Requirements
Locate all lines with the word "JSON" and copy them out.

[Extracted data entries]
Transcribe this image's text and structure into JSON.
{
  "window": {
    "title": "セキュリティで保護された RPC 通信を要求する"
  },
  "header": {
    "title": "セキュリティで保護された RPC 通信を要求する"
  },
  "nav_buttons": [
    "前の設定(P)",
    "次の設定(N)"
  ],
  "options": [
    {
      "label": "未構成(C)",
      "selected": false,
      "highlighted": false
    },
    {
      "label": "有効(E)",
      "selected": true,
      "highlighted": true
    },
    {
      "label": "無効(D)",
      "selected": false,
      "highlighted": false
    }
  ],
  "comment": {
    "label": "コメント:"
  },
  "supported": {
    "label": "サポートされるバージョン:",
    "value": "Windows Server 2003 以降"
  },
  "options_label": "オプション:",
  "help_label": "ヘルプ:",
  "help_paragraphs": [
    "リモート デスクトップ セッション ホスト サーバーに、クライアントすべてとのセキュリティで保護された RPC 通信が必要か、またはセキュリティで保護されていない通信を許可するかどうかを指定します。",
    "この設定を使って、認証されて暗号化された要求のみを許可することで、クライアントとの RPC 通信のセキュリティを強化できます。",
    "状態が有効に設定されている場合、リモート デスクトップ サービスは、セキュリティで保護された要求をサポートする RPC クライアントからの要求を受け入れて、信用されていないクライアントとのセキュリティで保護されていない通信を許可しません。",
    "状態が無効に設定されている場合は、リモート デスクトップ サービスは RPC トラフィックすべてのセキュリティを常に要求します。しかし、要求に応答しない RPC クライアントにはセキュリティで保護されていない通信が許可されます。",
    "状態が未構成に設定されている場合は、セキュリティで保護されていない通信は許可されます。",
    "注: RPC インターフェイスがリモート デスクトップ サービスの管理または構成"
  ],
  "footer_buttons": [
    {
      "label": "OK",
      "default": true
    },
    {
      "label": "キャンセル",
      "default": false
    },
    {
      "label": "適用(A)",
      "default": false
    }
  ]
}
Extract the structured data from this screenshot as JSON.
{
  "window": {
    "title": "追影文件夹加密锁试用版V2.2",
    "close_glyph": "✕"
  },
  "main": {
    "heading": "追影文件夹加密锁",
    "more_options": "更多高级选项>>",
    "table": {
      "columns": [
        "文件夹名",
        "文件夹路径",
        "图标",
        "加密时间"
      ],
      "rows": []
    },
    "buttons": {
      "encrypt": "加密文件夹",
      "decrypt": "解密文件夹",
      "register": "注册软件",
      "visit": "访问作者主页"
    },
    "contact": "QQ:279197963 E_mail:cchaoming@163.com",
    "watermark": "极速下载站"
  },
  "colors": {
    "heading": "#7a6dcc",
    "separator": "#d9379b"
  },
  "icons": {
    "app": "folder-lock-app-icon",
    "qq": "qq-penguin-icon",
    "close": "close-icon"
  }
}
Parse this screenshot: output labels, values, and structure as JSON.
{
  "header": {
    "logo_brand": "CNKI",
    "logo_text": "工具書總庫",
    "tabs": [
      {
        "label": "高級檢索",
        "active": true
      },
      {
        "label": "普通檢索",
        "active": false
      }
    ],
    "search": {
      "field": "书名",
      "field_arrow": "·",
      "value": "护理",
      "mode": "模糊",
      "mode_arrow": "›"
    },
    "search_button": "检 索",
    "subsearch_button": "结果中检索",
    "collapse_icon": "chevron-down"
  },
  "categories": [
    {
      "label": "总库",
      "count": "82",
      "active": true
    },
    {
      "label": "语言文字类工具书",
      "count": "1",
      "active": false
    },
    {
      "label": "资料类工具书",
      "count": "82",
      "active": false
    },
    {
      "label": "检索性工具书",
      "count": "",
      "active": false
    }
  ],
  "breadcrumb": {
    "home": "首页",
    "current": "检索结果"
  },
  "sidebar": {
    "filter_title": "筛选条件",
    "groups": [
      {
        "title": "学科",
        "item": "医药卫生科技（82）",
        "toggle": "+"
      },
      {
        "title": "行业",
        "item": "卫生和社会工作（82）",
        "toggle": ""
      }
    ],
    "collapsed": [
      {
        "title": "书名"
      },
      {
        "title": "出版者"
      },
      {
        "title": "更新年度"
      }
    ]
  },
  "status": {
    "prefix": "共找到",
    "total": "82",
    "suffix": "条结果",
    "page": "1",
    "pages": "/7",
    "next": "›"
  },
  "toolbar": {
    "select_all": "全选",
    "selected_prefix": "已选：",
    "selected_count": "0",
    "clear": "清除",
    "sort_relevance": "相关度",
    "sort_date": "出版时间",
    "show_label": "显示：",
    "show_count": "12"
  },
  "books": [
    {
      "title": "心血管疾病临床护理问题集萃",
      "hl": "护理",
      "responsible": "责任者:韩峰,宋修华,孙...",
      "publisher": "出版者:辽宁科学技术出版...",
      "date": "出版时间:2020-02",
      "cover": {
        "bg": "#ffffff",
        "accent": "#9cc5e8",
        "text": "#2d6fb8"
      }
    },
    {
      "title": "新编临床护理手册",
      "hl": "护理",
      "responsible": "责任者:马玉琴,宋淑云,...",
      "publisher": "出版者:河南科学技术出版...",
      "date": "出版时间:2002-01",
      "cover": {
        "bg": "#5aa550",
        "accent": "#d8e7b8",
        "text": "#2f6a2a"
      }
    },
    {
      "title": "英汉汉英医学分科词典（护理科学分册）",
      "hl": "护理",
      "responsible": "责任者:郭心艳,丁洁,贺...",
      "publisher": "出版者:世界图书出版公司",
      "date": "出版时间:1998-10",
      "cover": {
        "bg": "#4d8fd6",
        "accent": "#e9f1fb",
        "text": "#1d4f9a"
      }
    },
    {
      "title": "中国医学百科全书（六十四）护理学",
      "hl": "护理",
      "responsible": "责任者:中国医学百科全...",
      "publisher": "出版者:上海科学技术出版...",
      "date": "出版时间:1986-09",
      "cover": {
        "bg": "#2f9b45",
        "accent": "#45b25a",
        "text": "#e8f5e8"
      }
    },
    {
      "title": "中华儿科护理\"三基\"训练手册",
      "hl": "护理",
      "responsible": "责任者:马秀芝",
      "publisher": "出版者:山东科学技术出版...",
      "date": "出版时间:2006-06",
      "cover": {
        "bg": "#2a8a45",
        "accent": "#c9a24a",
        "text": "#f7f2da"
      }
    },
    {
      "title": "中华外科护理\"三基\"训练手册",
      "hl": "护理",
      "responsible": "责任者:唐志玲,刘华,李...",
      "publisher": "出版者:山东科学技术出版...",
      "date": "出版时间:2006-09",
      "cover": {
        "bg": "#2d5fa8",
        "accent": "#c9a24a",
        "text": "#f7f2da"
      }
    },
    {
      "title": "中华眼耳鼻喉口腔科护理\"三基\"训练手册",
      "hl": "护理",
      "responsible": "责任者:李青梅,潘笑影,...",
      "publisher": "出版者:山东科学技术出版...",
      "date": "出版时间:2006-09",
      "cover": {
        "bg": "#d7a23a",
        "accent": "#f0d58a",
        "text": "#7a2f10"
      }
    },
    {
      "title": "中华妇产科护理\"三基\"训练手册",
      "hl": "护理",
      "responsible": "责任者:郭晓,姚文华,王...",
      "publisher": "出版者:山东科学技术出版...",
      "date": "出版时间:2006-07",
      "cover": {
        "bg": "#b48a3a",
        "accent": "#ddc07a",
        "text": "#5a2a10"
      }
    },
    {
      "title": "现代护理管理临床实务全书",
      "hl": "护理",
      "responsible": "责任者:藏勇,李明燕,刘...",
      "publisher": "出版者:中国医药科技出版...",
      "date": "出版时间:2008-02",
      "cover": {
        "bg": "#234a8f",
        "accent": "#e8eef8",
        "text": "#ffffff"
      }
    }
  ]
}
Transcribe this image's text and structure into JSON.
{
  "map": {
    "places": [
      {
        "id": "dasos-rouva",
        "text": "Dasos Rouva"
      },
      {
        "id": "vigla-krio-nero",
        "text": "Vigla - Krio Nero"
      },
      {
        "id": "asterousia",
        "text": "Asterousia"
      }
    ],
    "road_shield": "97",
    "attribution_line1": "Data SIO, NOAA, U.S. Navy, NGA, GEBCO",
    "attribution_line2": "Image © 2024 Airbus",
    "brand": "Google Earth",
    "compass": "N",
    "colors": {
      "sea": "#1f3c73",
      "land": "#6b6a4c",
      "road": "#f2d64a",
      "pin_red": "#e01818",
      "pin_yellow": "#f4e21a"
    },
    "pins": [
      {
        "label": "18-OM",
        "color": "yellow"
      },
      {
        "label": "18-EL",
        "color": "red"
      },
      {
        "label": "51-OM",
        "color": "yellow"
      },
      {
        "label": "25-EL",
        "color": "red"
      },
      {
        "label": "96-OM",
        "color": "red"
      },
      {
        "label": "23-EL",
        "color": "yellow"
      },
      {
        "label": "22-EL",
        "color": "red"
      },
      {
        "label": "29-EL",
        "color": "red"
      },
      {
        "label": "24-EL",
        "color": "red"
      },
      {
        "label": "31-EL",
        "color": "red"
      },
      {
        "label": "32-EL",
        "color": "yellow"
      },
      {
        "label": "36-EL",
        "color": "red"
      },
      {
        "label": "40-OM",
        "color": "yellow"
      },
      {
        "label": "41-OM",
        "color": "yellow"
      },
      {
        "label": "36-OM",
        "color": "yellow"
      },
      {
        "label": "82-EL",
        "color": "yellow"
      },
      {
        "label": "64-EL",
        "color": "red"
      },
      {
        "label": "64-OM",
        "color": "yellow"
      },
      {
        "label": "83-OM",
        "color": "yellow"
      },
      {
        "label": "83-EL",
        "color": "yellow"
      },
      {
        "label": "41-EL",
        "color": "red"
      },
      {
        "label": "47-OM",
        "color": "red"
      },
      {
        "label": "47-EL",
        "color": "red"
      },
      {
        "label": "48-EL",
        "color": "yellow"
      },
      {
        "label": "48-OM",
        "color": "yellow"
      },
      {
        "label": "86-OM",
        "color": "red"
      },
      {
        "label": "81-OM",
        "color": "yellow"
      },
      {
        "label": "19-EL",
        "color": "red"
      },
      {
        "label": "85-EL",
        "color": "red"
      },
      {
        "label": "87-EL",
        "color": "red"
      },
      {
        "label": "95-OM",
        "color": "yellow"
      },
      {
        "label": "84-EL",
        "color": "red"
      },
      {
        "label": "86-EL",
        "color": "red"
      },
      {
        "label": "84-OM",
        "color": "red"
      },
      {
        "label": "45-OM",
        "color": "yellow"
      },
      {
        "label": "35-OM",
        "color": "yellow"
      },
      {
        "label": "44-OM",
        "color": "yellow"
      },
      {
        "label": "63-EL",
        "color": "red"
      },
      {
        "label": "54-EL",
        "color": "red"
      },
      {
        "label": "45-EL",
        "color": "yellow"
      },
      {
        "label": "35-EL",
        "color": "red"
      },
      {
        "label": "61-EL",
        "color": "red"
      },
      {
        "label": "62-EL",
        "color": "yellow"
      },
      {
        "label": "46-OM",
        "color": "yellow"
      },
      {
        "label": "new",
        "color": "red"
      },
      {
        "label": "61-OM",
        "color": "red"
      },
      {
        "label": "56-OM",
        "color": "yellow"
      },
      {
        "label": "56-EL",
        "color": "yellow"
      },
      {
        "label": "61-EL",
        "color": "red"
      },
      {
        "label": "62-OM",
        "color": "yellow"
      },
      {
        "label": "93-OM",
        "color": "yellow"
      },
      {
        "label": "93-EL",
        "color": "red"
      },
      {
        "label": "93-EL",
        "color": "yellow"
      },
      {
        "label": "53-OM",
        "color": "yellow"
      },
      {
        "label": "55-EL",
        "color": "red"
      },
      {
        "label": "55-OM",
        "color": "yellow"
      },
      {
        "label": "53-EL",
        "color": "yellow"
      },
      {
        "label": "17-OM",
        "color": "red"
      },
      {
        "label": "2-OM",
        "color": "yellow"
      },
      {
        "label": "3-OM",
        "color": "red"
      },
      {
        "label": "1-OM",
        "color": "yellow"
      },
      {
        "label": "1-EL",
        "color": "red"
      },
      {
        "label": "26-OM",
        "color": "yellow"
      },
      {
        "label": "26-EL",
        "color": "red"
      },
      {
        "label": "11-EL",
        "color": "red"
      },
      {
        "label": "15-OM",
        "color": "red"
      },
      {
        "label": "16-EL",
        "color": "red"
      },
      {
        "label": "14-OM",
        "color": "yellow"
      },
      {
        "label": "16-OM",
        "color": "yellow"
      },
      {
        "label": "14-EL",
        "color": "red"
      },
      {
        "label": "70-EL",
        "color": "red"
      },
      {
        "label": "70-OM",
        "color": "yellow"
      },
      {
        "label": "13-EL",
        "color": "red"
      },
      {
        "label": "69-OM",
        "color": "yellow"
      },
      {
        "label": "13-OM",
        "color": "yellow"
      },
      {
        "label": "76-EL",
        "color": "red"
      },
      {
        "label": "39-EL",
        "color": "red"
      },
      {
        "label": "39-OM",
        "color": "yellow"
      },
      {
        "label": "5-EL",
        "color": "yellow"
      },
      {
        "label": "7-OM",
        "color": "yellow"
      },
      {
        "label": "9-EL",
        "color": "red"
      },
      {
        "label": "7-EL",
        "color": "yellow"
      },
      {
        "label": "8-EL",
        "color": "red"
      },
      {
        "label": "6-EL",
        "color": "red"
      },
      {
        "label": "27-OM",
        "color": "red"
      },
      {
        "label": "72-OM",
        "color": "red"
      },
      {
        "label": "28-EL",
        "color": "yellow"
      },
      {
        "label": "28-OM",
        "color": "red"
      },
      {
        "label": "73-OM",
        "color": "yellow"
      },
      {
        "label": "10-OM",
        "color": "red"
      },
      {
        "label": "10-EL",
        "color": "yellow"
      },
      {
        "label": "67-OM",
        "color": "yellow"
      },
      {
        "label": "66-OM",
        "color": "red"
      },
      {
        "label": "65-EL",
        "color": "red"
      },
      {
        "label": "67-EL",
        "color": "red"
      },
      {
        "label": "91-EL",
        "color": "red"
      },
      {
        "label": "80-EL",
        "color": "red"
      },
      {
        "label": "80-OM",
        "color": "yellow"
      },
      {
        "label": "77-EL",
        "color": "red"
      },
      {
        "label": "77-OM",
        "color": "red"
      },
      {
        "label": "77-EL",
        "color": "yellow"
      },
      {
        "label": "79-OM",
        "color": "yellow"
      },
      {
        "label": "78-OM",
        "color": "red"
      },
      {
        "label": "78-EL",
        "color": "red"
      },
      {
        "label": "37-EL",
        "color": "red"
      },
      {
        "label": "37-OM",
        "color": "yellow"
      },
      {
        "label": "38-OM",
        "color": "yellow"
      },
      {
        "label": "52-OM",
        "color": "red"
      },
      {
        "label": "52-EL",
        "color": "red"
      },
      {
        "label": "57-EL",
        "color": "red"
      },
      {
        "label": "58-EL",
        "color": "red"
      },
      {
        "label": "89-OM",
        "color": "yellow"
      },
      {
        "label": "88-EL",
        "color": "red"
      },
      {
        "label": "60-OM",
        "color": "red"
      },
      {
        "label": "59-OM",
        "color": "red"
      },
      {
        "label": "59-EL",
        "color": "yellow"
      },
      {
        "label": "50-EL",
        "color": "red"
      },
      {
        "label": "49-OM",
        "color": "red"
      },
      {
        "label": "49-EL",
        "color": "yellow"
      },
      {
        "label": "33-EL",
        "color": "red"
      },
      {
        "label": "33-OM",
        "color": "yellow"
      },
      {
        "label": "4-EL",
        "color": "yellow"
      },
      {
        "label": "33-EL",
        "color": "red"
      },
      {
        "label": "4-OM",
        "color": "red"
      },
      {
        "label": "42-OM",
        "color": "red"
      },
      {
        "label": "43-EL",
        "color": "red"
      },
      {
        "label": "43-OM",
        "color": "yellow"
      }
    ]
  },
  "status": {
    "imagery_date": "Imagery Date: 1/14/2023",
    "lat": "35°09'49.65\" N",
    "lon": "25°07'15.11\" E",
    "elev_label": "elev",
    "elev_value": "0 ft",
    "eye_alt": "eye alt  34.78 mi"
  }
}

Output of the task
Transcribe this image's text and structure into JSON.
Extract the structured data from this screenshot as JSON.
Parse this screenshot: output labels, values, and structure as JSON.
Transcribe this image's text and structure into JSON.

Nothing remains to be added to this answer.